PROBLEM REQUIREMENTS
Every line that contains the word "charity" should be copied.

— Begin —

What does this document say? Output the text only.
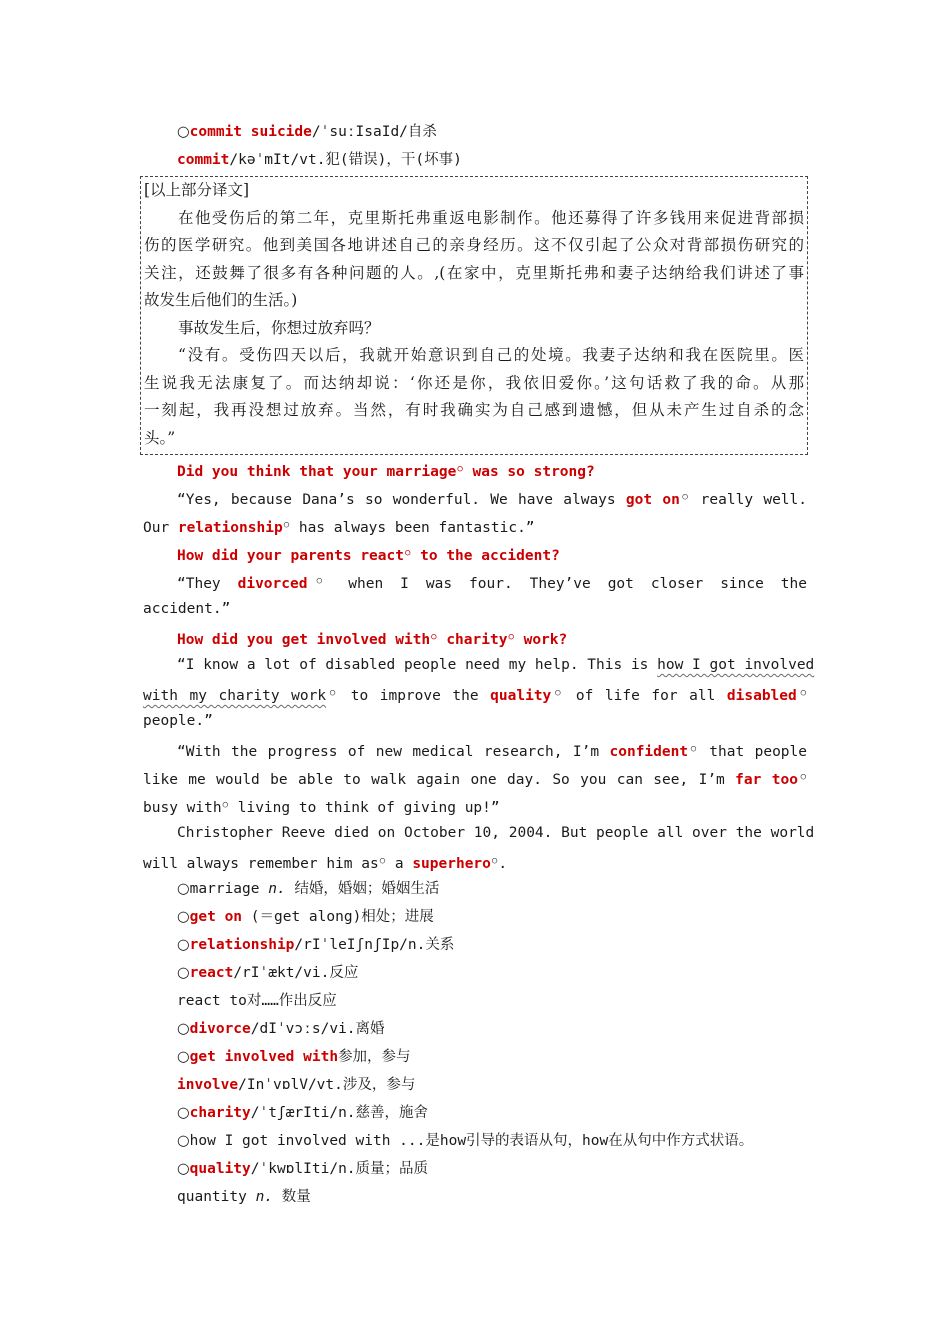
○commit suicide/ˈsuːIsaId/自杀
commit/kəˈmIt/vt.犯(错误)，干(坏事)
[以上部分译文]
在他受伤后的第二年，克里斯托弗重返电影制作。他还募得了许多钱用来促进背部损
伤的医学研究。他到美国各地讲述自己的亲身经历。这不仅引起了公众对背部损伤研究的
关注，还鼓舞了很多有各种问题的人。,(在家中，克里斯托弗和妻子达纳给我们讲述了事
故发生后他们的生活。)
事故发生后，你想过放弃吗？
“没有。受伤四天以后，我就开始意识到自己的处境。我妻子达纳和我在医院里。医
生说我无法康复了。而达纳却说：‘你还是你，我依旧爱你。’这句话救了我的命。从那
一刻起，我再没想过放弃。当然，有时我确实为自己感到遗憾，但从未产生过自杀的念
头。”
Did you think that your marriage○ was so strong?
“Yes, because Dana’s so wonderful. We have always got on○ really well.
Our relationship○ has always been fantastic.”
How did your parents react○ to the accident?
“They divorced○ when I was four. They’ve got closer since the
accident.”
How did you get involved with○ charity○ work?
“I know a lot of disabled people need my help. This is how I got involved
with my charity work○ to improve the quality○ of life for all disabled○
people.”
“With the progress of new medical research, I’m confident○ that people
like me would be able to walk again one day. So you can see, I’m far too○
busy with○ living to think of giving up!”
Christopher Reeve died on October 10, 2004. But people all over the world
will always remember him as○ a superhero○.
○marriage n. 结婚，婚姻；婚姻生活
○get on (＝get along)相处；进展
○relationship/rIˈleIʃnʃIp/n.关系
○react/rIˈækt/vi.反应
react to对……作出反应
○divorce/dIˈvɔːs/vi.离婚
○get involved with参加，参与
involve/InˈvɒlV/vt.涉及，参与
○charity/ˈtʃærIti/n.慈善，施舍
○how I got involved with ...是how引导的表语从句，how在从句中作方式状语。
○quality/ˈkwɒlIti/n.质量；品质
quantity n. 数量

— End —

EXERCISE OUTPUT
How did you get involved with○ charity○ work?
with my charity work○ to improve the quality○ of life for all disabled○
○charity/ˈtʃærIti/n.慈善，施舍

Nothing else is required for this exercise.